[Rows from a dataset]
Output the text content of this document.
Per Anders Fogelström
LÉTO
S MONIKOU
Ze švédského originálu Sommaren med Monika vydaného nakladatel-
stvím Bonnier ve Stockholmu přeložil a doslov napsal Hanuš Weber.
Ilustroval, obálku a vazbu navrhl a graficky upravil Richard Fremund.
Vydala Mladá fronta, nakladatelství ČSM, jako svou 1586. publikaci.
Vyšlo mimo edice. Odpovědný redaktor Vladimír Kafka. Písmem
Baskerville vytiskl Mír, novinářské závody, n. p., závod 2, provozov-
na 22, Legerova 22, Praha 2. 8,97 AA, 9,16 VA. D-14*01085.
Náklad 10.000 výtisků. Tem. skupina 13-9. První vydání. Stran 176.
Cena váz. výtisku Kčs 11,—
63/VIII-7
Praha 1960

__SHORT EXERCISE__
Each entry above needs to be retyped exactly.

__REPLY TO THE EXERCISE__
Output the text content of this document.
Per Anders Fogelström
LÉTO
S MONIKOU
Ze švédského originálu Sommaren med Monika vydaného nakladatel-
stvím Bonnier ve Stockholmu přeložil a doslov napsal Hanuš Weber.
Ilustroval, obálku a vazbu navrhl a graficky upravil Richard Fremund.
Vydala Mladá fronta, nakladatelství ČSM, jako svou 1586. publikaci.
Vyšlo mimo edice. Odpovědný redaktor Vladimír Kafka. Písmem
Baskerville vytiskl Mír, novinářské závody, n. p., závod 2, provozov-
na 22, Legerova 22, Praha 2. 8,97 AA, 9,16 VA. D-14*01085.
Náklad 10.000 výtisků. Tem. skupina 13-9. První vydání. Stran 176.
Cena váz. výtisku Kčs 11,—
63/VIII-7
Praha 1960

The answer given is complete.